▸ The problem
Show only lines that include "text".

◇ ◇ ◇

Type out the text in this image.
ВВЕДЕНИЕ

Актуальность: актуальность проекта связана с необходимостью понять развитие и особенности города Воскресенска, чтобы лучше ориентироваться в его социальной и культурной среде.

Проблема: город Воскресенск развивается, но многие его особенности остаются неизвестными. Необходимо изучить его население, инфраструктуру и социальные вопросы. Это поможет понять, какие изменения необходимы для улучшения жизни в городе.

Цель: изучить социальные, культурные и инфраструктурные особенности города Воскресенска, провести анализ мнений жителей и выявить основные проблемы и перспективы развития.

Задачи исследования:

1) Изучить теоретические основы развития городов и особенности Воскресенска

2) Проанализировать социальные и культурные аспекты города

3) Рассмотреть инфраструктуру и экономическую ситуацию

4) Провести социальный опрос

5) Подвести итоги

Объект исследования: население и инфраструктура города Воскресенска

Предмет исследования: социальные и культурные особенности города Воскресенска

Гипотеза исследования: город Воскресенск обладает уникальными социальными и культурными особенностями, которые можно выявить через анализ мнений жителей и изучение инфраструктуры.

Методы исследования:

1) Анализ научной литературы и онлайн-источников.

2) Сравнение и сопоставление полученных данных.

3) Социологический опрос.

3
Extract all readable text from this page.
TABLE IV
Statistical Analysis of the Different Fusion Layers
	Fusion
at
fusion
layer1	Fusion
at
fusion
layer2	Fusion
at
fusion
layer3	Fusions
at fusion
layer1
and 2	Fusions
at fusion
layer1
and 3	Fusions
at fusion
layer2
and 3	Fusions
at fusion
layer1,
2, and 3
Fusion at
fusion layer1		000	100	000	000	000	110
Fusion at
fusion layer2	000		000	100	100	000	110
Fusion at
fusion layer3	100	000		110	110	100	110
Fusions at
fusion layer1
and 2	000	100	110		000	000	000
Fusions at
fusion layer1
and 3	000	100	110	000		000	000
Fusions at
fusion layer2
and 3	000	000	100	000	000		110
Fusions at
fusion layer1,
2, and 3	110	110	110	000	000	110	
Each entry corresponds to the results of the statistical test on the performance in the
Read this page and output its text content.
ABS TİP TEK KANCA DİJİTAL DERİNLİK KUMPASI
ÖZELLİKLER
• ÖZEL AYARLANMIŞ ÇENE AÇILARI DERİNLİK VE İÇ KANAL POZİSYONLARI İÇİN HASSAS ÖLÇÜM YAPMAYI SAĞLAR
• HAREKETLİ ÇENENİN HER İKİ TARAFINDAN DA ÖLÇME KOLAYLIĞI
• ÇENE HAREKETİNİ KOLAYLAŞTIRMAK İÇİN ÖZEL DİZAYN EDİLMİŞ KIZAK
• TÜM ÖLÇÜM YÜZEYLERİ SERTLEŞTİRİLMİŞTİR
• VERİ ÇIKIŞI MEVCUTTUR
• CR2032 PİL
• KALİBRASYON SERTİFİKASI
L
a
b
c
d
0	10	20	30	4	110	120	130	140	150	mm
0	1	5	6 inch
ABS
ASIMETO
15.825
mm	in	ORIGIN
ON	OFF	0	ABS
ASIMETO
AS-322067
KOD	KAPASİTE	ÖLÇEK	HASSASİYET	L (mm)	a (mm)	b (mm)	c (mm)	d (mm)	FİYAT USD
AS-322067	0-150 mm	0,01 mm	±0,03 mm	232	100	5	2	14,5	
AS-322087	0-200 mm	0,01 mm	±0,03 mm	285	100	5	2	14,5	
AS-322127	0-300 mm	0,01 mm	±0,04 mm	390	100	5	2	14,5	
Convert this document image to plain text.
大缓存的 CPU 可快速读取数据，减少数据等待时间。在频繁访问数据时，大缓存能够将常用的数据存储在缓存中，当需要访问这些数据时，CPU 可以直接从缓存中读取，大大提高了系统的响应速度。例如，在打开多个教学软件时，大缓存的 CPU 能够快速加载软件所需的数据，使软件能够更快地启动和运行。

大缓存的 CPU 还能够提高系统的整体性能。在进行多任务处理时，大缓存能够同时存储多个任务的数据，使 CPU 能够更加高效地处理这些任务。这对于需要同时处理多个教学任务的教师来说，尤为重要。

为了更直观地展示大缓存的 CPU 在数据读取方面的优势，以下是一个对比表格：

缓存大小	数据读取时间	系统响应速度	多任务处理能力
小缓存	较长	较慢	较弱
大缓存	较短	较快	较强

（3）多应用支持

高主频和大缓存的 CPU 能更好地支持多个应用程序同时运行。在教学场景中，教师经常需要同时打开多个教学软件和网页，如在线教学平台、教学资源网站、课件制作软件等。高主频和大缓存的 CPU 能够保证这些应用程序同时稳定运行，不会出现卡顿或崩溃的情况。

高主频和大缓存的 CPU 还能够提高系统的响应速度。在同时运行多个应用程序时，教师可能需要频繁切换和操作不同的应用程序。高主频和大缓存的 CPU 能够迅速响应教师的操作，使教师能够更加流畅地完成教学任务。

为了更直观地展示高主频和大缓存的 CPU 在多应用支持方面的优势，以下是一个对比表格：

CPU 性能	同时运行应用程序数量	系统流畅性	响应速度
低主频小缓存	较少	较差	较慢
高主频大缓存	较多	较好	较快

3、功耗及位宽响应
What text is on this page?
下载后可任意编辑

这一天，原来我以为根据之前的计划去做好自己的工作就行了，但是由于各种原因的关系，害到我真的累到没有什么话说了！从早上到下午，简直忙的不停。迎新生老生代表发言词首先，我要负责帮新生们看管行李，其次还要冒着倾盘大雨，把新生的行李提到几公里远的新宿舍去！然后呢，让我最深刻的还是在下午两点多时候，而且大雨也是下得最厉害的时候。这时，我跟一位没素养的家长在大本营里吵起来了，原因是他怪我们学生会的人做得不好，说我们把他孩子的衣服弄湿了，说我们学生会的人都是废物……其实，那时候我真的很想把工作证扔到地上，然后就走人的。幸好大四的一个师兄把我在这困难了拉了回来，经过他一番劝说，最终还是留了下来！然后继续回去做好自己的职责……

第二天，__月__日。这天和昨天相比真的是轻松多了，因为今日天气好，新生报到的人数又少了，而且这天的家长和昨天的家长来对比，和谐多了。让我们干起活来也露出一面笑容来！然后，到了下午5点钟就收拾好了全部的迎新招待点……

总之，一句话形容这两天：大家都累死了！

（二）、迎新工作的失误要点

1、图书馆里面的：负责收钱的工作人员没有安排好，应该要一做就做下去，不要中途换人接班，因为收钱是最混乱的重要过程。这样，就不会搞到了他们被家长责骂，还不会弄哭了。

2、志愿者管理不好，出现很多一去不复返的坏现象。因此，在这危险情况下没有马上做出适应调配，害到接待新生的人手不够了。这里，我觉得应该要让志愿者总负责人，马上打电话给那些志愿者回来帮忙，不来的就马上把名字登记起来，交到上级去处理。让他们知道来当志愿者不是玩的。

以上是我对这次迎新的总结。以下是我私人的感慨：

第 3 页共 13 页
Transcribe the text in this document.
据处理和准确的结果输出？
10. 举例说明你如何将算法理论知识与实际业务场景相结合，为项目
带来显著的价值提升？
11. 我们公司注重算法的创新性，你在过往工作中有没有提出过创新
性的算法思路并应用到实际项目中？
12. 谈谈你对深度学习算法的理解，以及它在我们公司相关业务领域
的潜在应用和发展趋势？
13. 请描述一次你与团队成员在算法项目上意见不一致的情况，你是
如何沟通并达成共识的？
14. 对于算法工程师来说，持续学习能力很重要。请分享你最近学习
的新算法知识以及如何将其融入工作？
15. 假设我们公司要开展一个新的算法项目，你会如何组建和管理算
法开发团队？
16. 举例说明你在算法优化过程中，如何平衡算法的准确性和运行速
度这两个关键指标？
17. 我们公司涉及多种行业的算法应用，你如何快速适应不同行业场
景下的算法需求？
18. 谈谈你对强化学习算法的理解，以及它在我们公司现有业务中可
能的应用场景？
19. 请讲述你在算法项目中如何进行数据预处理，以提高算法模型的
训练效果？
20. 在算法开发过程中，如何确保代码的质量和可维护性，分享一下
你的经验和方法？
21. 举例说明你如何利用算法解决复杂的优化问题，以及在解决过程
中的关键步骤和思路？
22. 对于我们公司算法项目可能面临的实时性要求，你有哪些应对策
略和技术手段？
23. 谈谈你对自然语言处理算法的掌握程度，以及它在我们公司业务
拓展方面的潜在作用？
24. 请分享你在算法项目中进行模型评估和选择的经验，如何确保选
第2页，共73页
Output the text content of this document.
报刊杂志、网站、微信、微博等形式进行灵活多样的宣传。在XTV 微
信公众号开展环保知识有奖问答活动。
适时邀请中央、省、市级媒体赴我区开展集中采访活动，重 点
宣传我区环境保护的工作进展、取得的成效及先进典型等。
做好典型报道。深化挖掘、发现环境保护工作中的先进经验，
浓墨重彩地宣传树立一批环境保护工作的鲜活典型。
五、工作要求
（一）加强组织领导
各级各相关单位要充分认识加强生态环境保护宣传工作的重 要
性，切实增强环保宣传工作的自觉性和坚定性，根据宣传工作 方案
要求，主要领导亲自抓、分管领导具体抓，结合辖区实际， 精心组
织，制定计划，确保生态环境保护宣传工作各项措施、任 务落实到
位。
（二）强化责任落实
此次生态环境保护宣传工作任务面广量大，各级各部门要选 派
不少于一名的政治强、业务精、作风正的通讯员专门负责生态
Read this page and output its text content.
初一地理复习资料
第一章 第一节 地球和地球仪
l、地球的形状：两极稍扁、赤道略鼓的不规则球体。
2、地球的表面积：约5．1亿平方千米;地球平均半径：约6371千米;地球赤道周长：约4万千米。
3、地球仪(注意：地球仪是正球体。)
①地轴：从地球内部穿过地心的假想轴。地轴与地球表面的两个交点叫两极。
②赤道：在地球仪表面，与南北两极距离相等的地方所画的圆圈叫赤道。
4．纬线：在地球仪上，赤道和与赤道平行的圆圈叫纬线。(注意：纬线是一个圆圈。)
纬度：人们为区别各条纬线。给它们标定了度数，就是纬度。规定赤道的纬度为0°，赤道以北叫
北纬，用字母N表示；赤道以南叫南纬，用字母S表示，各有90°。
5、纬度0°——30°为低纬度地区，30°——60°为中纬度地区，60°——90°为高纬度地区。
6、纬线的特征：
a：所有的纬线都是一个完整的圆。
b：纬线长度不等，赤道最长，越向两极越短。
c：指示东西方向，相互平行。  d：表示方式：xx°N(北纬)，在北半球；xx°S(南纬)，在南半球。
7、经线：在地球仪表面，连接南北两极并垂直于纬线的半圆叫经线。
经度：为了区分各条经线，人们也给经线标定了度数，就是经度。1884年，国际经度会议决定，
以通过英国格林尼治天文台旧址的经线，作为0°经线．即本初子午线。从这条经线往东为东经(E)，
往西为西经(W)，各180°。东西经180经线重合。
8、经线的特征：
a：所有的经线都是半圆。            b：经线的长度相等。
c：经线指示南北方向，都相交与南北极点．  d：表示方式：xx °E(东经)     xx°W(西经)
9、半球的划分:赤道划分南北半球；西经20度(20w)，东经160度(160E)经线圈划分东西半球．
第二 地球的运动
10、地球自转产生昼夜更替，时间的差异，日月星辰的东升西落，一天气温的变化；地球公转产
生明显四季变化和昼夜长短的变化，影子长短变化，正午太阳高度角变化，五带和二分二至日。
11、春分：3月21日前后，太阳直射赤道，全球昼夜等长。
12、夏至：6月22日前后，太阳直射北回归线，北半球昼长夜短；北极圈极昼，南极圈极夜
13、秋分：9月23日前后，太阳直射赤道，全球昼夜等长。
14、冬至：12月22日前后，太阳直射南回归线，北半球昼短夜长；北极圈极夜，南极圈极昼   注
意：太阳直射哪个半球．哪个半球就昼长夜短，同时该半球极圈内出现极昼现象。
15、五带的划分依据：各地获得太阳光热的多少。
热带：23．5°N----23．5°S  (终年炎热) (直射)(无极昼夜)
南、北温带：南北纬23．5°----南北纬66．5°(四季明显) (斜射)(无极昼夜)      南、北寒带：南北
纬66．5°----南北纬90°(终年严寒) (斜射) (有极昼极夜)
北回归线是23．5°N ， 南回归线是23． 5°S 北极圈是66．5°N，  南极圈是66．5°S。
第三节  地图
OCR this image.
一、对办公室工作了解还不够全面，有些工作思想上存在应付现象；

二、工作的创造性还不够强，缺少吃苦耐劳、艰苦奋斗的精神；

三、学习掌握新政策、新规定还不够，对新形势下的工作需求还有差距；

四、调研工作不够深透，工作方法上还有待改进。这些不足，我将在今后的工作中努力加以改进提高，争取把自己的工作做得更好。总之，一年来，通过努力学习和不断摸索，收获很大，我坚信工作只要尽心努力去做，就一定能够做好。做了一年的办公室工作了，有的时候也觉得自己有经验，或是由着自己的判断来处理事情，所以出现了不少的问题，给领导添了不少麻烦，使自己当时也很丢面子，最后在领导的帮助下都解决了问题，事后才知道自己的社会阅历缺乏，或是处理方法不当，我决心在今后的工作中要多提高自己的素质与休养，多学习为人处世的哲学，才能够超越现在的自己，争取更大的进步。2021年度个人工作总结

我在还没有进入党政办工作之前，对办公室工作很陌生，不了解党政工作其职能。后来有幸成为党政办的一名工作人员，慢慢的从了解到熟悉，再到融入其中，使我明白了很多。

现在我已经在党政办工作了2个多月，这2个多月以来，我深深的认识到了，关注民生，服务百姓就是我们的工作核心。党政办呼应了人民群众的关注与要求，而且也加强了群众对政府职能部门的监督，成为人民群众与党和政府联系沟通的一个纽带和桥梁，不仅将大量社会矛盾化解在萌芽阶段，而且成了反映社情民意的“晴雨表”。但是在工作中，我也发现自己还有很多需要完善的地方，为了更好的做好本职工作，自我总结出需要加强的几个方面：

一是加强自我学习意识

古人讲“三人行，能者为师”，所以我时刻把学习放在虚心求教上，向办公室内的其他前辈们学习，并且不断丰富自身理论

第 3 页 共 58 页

◇ ◇ ◇

▸ Expected answer
Type out the text in this image.
Extract all readable text from this page.
Read this page and output its text content.
Convert this document image to plain text.
What text is on this page?
Transcribe the text in this document.
Output the text content of this document.
Read this page and output its text content.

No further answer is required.